(STATED TASK): Return all lines in the material below that contain "odometer".

::: EXCERPTED DATA

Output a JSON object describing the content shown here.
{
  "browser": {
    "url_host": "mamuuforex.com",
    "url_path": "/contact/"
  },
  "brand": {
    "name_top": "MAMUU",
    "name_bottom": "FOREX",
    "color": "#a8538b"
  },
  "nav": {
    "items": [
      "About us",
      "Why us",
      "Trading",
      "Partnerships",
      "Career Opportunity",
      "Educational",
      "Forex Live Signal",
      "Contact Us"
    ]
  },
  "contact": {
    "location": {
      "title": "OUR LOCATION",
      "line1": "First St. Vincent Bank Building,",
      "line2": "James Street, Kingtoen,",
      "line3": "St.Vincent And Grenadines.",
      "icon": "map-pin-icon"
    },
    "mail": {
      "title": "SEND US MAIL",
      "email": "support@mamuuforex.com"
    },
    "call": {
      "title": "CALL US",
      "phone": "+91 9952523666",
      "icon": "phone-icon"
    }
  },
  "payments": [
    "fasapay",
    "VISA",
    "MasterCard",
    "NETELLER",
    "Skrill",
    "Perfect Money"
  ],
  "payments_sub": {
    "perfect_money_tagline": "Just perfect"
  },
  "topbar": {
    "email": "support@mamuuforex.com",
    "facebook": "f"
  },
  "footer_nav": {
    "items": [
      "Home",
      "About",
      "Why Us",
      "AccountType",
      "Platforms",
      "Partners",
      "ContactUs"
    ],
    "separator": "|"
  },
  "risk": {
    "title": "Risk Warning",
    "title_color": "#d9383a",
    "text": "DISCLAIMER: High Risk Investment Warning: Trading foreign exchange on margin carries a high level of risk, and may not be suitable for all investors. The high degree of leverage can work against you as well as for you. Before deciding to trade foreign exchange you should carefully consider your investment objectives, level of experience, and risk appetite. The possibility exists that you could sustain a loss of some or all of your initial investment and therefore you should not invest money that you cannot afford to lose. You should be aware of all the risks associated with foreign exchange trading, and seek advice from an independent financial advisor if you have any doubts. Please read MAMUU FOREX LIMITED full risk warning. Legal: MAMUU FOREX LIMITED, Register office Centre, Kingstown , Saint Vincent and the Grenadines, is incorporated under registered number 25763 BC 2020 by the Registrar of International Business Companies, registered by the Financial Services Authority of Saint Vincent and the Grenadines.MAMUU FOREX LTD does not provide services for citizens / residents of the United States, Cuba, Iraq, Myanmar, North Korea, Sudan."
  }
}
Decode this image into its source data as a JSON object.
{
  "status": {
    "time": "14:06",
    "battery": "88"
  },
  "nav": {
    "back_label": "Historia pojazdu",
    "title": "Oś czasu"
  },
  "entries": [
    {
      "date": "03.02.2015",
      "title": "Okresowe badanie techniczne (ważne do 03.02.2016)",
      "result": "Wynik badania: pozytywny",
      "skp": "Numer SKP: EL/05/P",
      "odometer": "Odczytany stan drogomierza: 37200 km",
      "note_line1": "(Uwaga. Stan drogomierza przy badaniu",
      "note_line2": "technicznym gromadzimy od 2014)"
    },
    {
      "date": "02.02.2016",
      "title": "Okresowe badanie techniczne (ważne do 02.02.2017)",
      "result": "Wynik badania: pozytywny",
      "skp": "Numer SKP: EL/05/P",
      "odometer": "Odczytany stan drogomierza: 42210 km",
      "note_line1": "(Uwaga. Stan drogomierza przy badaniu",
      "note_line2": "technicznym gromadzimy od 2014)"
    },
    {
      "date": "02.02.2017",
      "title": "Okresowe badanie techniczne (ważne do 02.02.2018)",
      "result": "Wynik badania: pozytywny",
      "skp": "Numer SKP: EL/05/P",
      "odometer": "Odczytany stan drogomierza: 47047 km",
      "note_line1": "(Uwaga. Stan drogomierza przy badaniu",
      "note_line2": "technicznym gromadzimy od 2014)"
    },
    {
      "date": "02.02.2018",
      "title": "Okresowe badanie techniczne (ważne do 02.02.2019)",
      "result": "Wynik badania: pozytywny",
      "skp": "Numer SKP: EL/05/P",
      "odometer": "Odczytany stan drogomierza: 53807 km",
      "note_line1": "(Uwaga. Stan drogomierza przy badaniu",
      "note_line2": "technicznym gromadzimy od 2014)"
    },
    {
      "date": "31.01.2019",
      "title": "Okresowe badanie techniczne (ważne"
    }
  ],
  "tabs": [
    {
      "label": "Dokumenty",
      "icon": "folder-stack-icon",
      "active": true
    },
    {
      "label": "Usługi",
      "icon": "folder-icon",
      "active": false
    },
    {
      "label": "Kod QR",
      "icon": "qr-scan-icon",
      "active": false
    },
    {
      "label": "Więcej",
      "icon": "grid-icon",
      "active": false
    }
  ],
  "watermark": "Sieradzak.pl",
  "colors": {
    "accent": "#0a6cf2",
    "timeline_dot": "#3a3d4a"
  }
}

::::::

(SOLUTION BELOW):
      "odometer": "Odczytany stan drogomierza: 37200 km",
      "odometer": "Odczytany stan drogomierza: 42210 km",
      "odometer": "Odczytany stan drogomierza: 47047 km",
      "odometer": "Odczytany stan drogomierza: 53807 km",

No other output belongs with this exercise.